#### THE TASK:
Omit the pictures, please, and give each record below again exactly.

#### RECORDS FOR THIS TASK:
- - -

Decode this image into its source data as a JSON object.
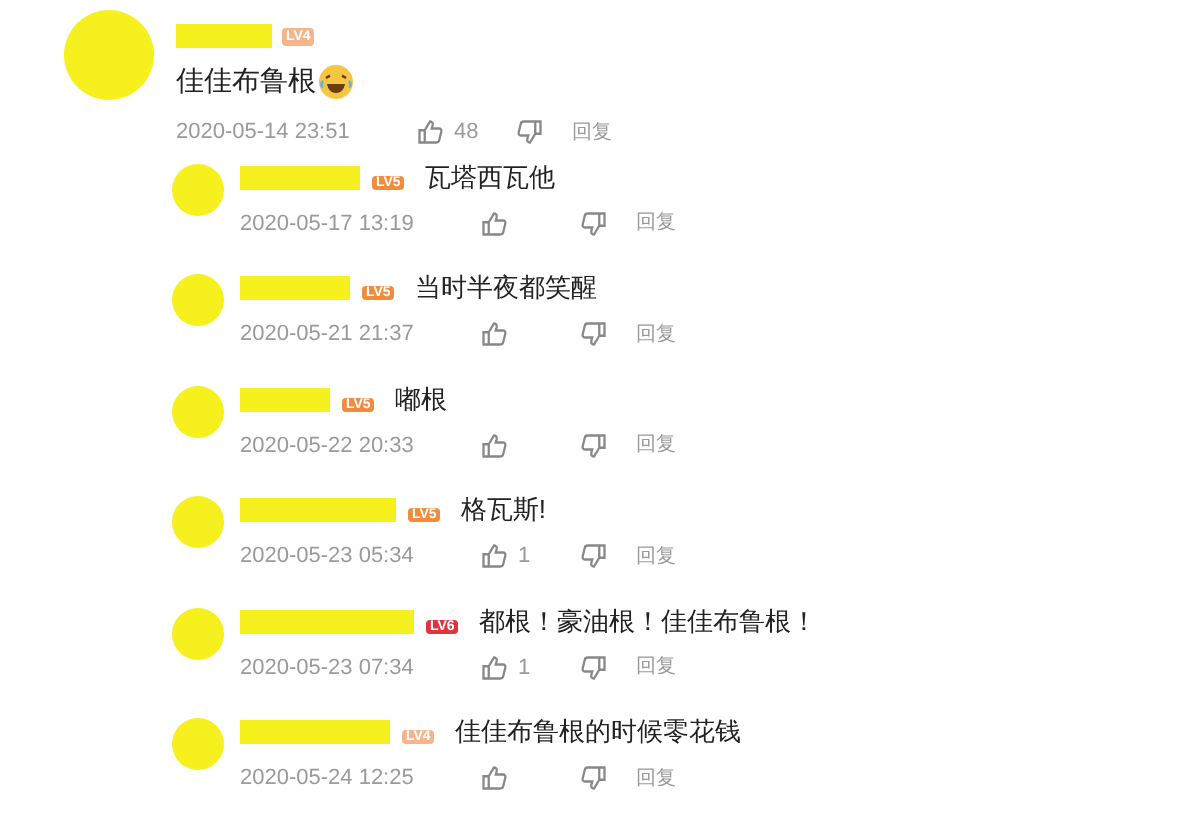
{
  "comments": [
    {
      "badge": "LV4",
      "color": "#f5b48c",
      "text": "佳佳布鲁根",
      "emoji": true,
      "time": "2020-05-14 23:51",
      "likes": "48",
      "reply_label": "回复",
      "replies": [
        {
          "badge": "LV5",
          "color": "#f08c3c",
          "text": "瓦塔西瓦他",
          "time": "2020-05-17 13:19",
          "reply_label": "回复"
        },
        {
          "badge": "LV5",
          "color": "#f08c3c",
          "text": "当时半夜都笑醒",
          "time": "2020-05-21 21:37",
          "reply_label": "回复"
        },
        {
          "badge": "LV5",
          "color": "#f08c3c",
          "text": "嘟根",
          "time": "2020-05-22 20:33",
          "reply_label": "回复"
        },
        {
          "badge": "LV5",
          "color": "#f08c3c",
          "text": "格瓦斯!",
          "time": "2020-05-23 05:34",
          "likes": "1",
          "reply_label": "回复"
        },
        {
          "badge": "LV6",
          "color": "#e0343c",
          "text": "都根！豪油根！佳佳布鲁根！",
          "time": "2020-05-23 07:34",
          "likes": "1",
          "reply_label": "回复"
        },
        {
          "badge": "LV4",
          "color": "#f5b48c",
          "text": "佳佳布鲁根的时候零花钱",
          "time": "2020-05-24 12:25",
          "reply_label": "回复"
        }
      ]
    }
  ]
}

- - -

#### ANSWER TO THIS EXERCISE:
Decode this image into its source data as a JSON object.
{
  "comments": [
    {
      "badge": "LV4",
      "color": "#f5b48c",
      "text": "佳佳布鲁根",
      "emoji": true,
      "time": "2020-05-14 23:51",
      "likes": "48",
      "reply_label": "回复",
      "replies": [
        {
          "badge": "LV5",
          "color": "#f08c3c",
          "text": "瓦塔西瓦他",
          "time": "2020-05-17 13:19",
          "reply_label": "回复"
        },
        {
          "badge": "LV5",
          "color": "#f08c3c",
          "text": "当时半夜都笑醒",
          "time": "2020-05-21 21:37",
          "reply_label": "回复"
        },
        {
          "badge": "LV5",
          "color": "#f08c3c",
          "text": "嘟根",
          "time": "2020-05-22 20:33",
          "reply_label": "回复"
        },
        {
          "badge": "LV5",
          "color": "#f08c3c",
          "text": "格瓦斯!",
          "time": "2020-05-23 05:34",
          "likes": "1",
          "reply_label": "回复"
        },
        {
          "badge": "LV6",
          "color": "#e0343c",
          "text": "都根！豪油根！佳佳布鲁根！",
          "time": "2020-05-23 07:34",
          "likes": "1",
          "reply_label": "回复"
        },
        {
          "badge": "LV4",
          "color": "#f5b48c",
          "text": "佳佳布鲁根的时候零花钱",
          "time": "2020-05-24 12:25",
          "reply_label": "回复"
        }
      ]
    }
  ]
}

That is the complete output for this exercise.